**SET TASK**
Type the records out again in full, exactly.
··········
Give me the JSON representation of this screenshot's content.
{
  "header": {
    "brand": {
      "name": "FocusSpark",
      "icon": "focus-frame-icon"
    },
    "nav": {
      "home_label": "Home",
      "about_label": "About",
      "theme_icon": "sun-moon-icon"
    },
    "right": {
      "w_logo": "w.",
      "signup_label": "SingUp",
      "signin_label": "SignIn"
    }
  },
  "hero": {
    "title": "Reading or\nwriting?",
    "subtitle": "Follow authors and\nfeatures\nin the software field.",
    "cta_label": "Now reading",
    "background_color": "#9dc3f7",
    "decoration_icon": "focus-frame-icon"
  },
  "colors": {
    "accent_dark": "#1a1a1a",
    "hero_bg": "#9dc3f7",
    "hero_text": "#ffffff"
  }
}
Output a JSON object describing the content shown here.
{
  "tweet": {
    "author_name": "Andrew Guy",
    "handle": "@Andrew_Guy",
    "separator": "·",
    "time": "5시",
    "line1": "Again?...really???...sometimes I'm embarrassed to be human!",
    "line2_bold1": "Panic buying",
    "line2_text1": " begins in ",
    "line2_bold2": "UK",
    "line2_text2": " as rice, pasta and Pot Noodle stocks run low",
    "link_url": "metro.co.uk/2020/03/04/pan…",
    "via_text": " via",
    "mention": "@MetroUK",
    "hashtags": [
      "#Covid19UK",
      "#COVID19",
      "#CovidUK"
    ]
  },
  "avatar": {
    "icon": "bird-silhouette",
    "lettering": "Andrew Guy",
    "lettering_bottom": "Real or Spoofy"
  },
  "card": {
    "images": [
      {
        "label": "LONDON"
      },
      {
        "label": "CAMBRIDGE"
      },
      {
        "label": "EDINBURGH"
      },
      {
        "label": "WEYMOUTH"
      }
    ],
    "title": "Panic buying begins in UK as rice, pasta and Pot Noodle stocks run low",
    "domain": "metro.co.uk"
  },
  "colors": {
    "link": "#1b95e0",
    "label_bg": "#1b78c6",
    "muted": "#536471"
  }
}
··········
**FULL OUTPUT**
Give me the JSON representation of this screenshot's content.
{
  "header": {
    "brand": {
      "name": "FocusSpark",
      "icon": "focus-frame-icon"
    },
    "nav": {
      "home_label": "Home",
      "about_label": "About",
      "theme_icon": "sun-moon-icon"
    },
    "right": {
      "w_logo": "w.",
      "signup_label": "SingUp",
      "signin_label": "SignIn"
    }
  },
  "hero": {
    "title": "Reading or\nwriting?",
    "subtitle": "Follow authors and\nfeatures\nin the software field.",
    "cta_label": "Now reading",
    "background_color": "#9dc3f7",
    "decoration_icon": "focus-frame-icon"
  },
  "colors": {
    "accent_dark": "#1a1a1a",
    "hero_bg": "#9dc3f7",
    "hero_text": "#ffffff"
  }
}
Output a JSON object describing the content shown here.
{
  "tweet": {
    "author_name": "Andrew Guy",
    "handle": "@Andrew_Guy",
    "separator": "·",
    "time": "5시",
    "line1": "Again?...really???...sometimes I'm embarrassed to be human!",
    "line2_bold1": "Panic buying",
    "line2_text1": " begins in ",
    "line2_bold2": "UK",
    "line2_text2": " as rice, pasta and Pot Noodle stocks run low",
    "link_url": "metro.co.uk/2020/03/04/pan…",
    "via_text": " via",
    "mention": "@MetroUK",
    "hashtags": [
      "#Covid19UK",
      "#COVID19",
      "#CovidUK"
    ]
  },
  "avatar": {
    "icon": "bird-silhouette",
    "lettering": "Andrew Guy",
    "lettering_bottom": "Real or Spoofy"
  },
  "card": {
    "images": [
      {
        "label": "LONDON"
      },
      {
        "label": "CAMBRIDGE"
      },
      {
        "label": "EDINBURGH"
      },
      {
        "label": "WEYMOUTH"
      }
    ],
    "title": "Panic buying begins in UK as rice, pasta and Pot Noodle stocks run low",
    "domain": "metro.co.uk"
  },
  "colors": {
    "link": "#1b95e0",
    "label_bg": "#1b78c6",
    "muted": "#536471"
  }
}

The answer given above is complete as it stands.